-- Begin Input --

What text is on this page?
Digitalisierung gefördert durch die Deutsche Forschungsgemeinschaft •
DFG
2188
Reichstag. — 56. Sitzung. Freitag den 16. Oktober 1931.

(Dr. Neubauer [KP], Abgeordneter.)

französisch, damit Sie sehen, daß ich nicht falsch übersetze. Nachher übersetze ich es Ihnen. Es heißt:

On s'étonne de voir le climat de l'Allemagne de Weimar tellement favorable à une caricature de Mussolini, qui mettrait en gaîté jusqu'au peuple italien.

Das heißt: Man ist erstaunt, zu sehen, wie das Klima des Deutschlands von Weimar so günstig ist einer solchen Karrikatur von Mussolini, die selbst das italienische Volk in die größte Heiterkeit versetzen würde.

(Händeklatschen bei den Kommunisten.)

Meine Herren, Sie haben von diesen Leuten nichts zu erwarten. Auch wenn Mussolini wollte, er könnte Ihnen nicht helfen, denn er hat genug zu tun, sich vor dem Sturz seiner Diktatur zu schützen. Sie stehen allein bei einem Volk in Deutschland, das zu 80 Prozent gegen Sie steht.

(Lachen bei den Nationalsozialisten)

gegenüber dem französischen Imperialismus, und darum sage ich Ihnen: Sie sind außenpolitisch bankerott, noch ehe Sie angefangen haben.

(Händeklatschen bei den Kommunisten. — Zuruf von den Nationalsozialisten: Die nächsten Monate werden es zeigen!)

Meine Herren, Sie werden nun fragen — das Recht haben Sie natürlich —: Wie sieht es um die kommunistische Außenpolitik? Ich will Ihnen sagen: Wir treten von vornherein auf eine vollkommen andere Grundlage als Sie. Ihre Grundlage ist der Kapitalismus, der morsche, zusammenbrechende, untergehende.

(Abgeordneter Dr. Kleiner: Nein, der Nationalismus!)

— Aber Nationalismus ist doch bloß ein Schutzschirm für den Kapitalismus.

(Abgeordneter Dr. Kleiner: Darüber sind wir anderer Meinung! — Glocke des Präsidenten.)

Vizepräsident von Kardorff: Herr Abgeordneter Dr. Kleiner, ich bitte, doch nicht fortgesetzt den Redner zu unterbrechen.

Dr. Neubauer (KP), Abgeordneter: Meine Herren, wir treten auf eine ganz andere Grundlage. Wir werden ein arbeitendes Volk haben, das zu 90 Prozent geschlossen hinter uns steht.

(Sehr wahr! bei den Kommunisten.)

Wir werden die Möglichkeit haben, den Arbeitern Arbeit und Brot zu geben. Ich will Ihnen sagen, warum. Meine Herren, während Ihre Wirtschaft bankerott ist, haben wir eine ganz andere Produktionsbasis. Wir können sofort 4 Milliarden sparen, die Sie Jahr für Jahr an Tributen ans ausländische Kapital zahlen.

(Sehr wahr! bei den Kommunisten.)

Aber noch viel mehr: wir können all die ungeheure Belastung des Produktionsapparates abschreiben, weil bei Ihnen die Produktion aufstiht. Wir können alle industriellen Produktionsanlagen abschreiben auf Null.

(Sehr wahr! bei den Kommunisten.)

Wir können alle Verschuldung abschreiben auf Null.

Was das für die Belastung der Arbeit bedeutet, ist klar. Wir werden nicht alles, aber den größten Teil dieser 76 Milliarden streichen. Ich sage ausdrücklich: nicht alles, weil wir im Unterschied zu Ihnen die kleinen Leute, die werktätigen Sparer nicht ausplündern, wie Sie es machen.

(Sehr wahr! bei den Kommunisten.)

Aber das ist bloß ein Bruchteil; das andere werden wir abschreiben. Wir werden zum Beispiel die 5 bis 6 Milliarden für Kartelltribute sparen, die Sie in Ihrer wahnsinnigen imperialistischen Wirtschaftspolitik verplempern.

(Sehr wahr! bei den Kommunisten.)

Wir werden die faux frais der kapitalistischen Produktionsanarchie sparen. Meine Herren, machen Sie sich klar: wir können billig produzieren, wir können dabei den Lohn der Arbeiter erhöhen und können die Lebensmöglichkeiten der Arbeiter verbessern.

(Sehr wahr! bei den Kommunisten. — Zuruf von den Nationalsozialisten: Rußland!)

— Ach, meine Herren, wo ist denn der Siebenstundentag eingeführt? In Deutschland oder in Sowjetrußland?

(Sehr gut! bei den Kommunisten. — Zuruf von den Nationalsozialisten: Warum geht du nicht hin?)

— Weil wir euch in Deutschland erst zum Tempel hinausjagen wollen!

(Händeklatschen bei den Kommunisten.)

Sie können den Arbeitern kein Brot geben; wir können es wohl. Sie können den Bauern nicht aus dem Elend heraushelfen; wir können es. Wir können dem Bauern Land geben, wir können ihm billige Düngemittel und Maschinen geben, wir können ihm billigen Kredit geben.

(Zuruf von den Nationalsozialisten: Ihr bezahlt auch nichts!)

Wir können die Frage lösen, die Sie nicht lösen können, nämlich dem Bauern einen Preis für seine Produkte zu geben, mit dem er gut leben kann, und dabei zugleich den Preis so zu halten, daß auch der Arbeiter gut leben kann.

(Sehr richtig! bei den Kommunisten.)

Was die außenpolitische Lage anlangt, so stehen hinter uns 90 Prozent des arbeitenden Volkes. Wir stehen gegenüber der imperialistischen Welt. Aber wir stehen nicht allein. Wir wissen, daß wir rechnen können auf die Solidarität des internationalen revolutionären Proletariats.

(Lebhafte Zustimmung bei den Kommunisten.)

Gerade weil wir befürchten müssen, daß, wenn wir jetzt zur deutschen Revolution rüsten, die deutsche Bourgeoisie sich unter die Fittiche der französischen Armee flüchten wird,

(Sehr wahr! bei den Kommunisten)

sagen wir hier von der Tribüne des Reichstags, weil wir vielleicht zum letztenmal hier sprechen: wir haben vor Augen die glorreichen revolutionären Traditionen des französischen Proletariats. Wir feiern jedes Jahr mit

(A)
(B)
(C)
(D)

-- End Input --

The task:
Go through the material above and copy each line that has the word "sehen".

Solution to this task:
französisch, damit Sie sehen, daß ich nicht falsch übersetze. Nachher übersetze ich es Ihnen. Es heißt:
Das heißt: Man ist erstaunt, zu sehen, wie das Klima des Deutschlands von Weimar so günstig ist einer solchen Karrikatur von Mussolini, die selbst das italienische Volk in die größte Heiterkeit versetzen würde.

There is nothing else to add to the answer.